* _Problem details_:
Show every line where "Happy" occurs.

* _Record excerpts_:
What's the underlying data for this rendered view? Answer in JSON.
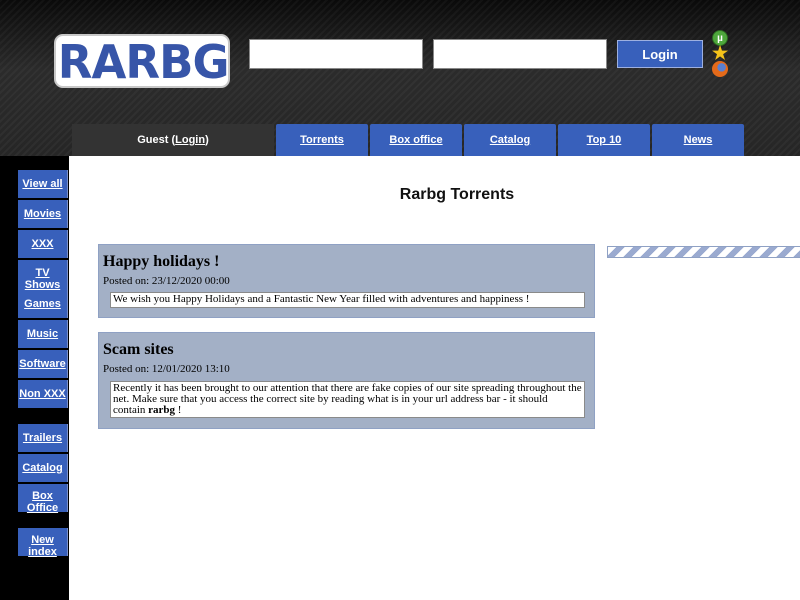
{
  "brand": {
    "logo_text": "RARBG"
  },
  "login": {
    "username_value": "",
    "password_value": "",
    "button_label": "Login"
  },
  "side_icons": [
    "utorrent-icon",
    "star-icon",
    "firefox-icon"
  ],
  "topnav": {
    "guest_prefix": "Guest (",
    "guest_link": "Login",
    "guest_suffix": ")",
    "tabs": [
      "Torrents",
      "Box office",
      "Catalog",
      "Top 10",
      "News"
    ]
  },
  "sidebar": {
    "items": [
      {
        "label": "View all"
      },
      {
        "label": "Movies"
      },
      {
        "label": "XXX"
      },
      {
        "label": "TV Shows"
      },
      {
        "label": "Games"
      },
      {
        "label": "Music"
      },
      {
        "label": "Software"
      },
      {
        "label": "Non XXX"
      },
      {
        "label": "Trailers"
      },
      {
        "label": "Catalog"
      },
      {
        "label": "Box Office"
      },
      {
        "label": "New index"
      }
    ]
  },
  "main": {
    "title": "Rarbg Torrents",
    "news": [
      {
        "title": "Happy holidays !",
        "date": "Posted on: 23/12/2020 00:00",
        "body": "We wish you Happy Holidays and a Fantastic New Year filled with adventures and happiness !"
      },
      {
        "title": "Scam sites",
        "date": "Posted on: 12/01/2020 13:10",
        "body": "Recently it has been brought to our attention that there are fake copies of our site spreading throughout the net. Make sure that you access the correct site by reading what is in your url address bar - it should contain",
        "body_bold": "rarbg",
        "body_end": " !"
      }
    ]
  },
  "colors": {
    "accent": "#3860bb",
    "news_bg": "#a3b0c6"
  }
}
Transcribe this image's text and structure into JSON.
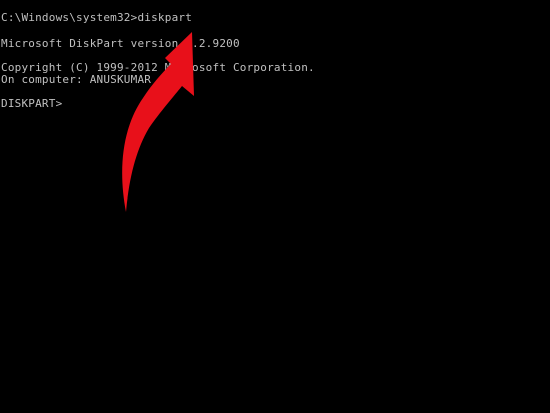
{
  "console": {
    "lines": [
      "C:\\Windows\\system32>diskpart",
      "Microsoft DiskPart version 6.2.9200",
      "Copyright (C) 1999-2012 Microsoft Corporation.",
      "On computer: ANUSKUMAR",
      "DISKPART>"
    ],
    "text_color": "#c0c0c0",
    "background_color": "#000000"
  },
  "annotation": {
    "icon": "red-arrow-icon",
    "color": "#e8101a"
  }
}
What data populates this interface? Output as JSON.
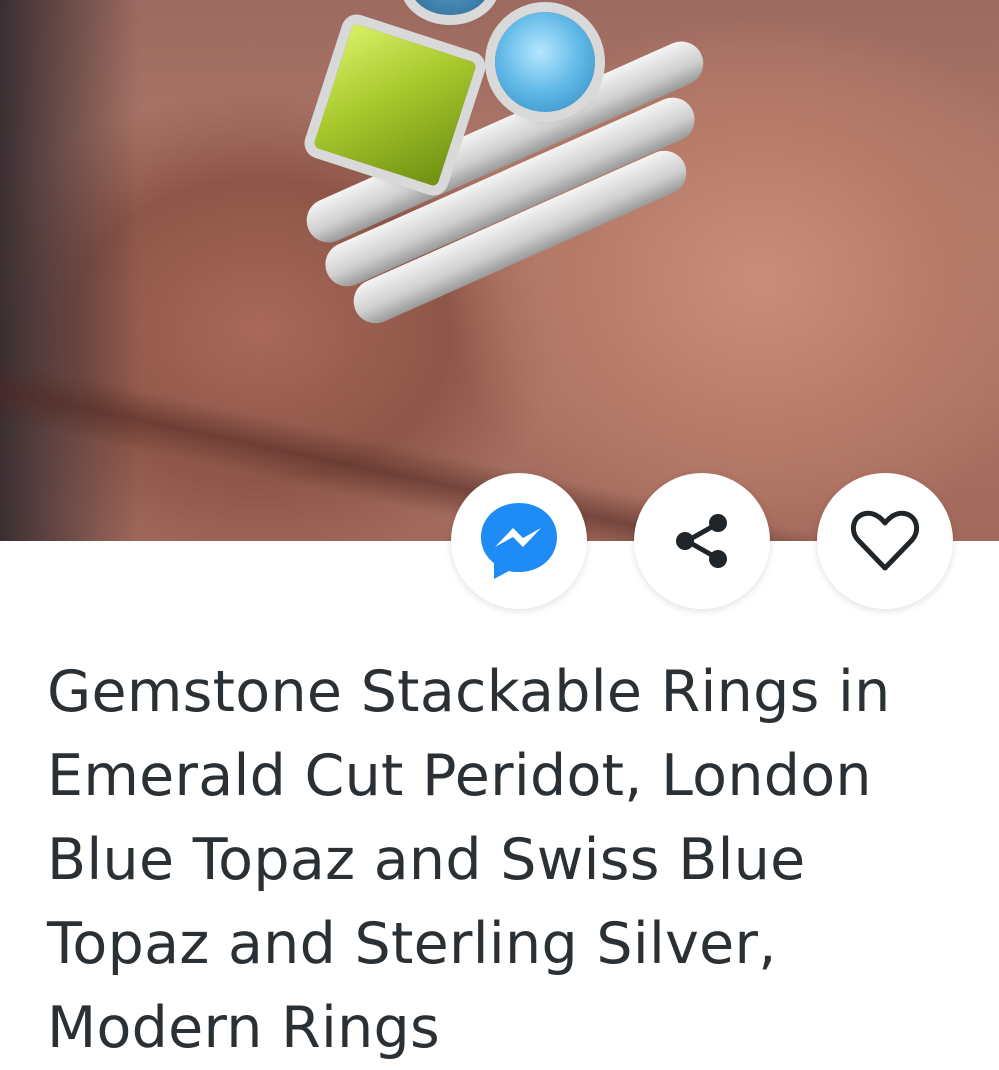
{
  "product": {
    "image_alt": "Gemstone stackable rings on a finger",
    "title": "Gemstone Stackable Rings in Emerald Cut Peridot, London Blue Topaz and Swiss Blue Topaz and Sterling Silver, Modern Rings"
  },
  "actions": [
    {
      "name": "messenger",
      "icon": "messenger-icon",
      "color": "#1f8cf6"
    },
    {
      "name": "share",
      "icon": "share-icon",
      "color": "#1f2528"
    },
    {
      "name": "favorite",
      "icon": "heart-icon",
      "color": "#1f2528"
    }
  ],
  "colors": {
    "title_text": "#2a3034",
    "background": "#ffffff",
    "messenger_blue": "#1f8cf6"
  }
}
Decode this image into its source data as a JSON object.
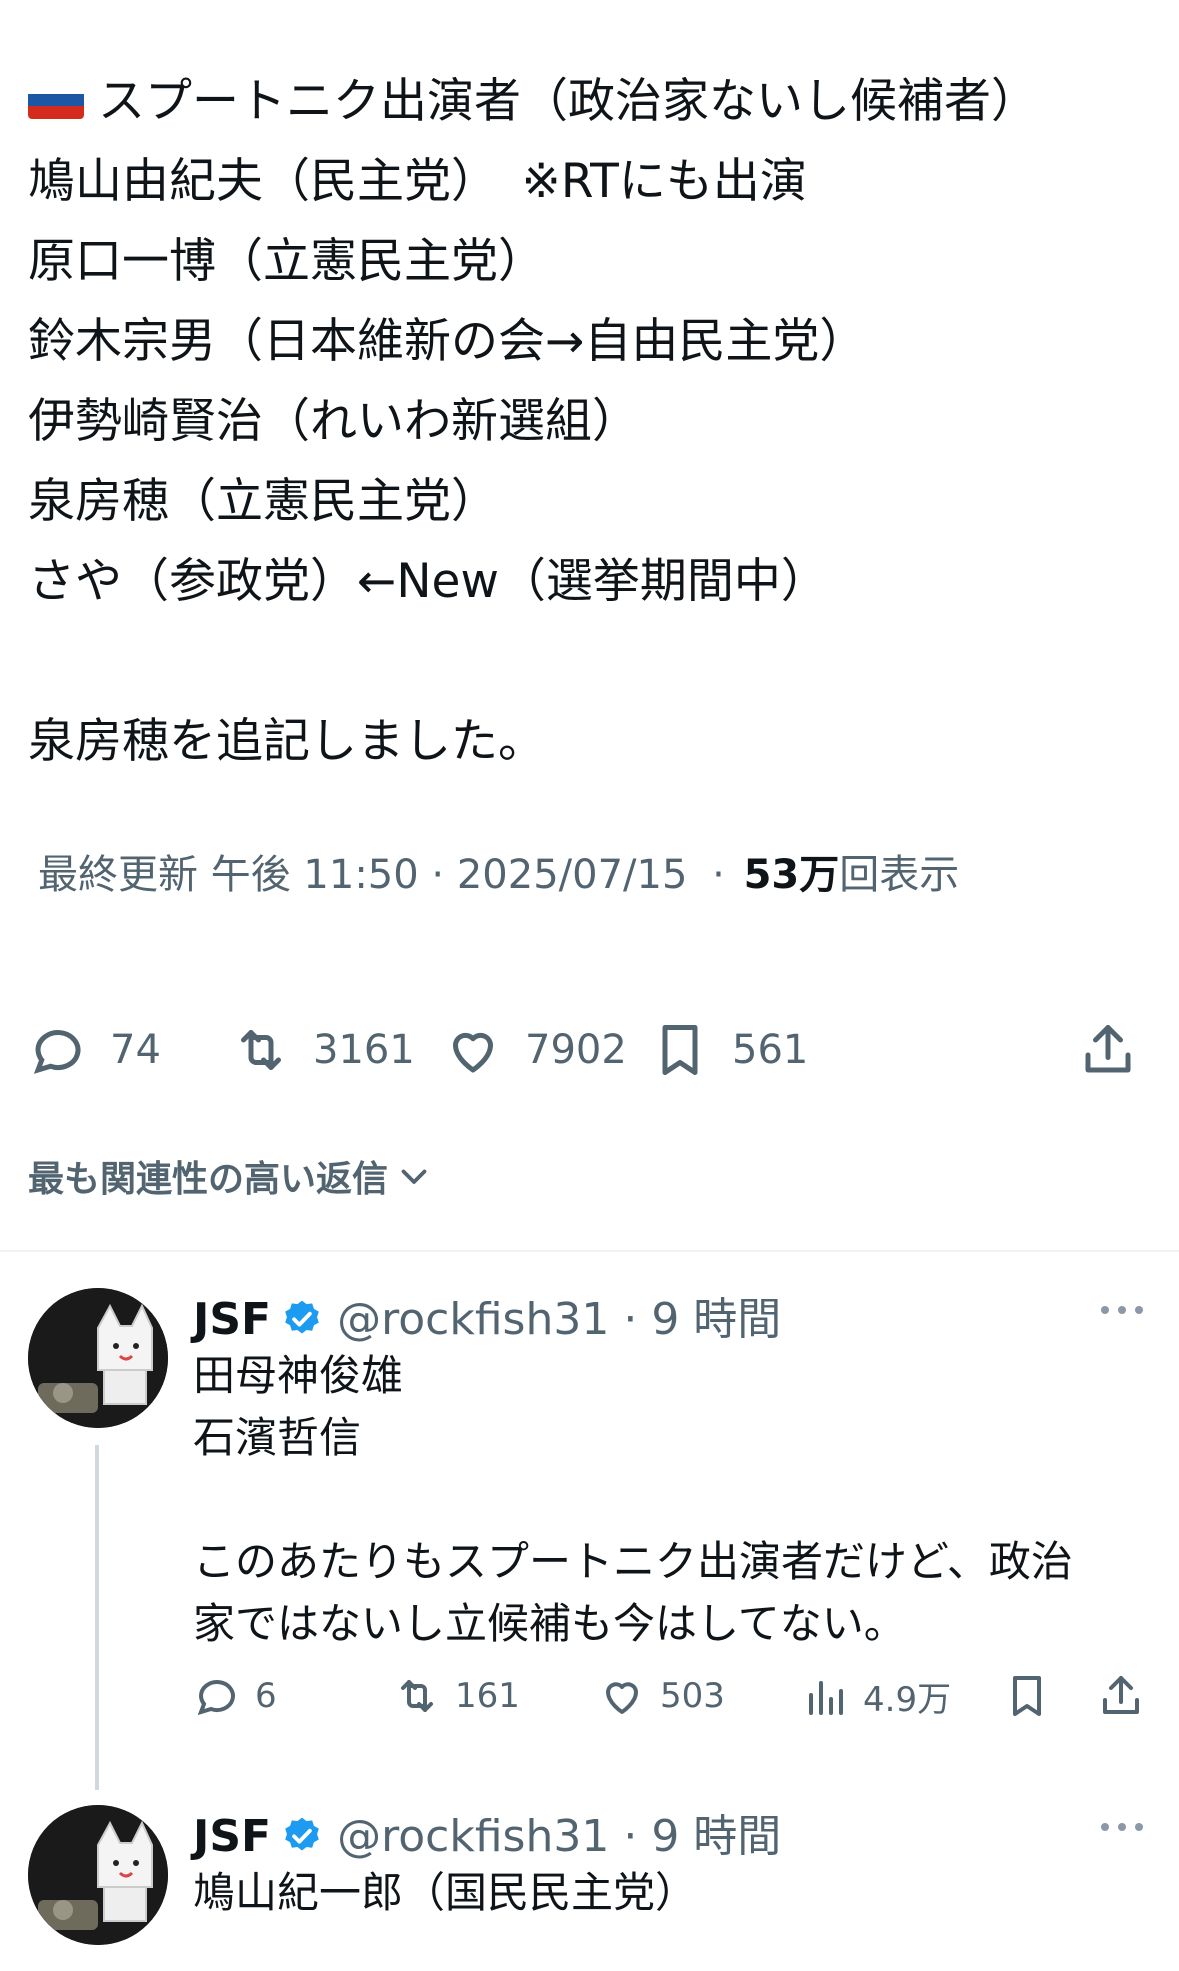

* _Response to this task_:
        "title": "Happy holidays !",
        "body": "We wish you Happy Holidays and a Fantastic New Year filled with adventures and happiness !"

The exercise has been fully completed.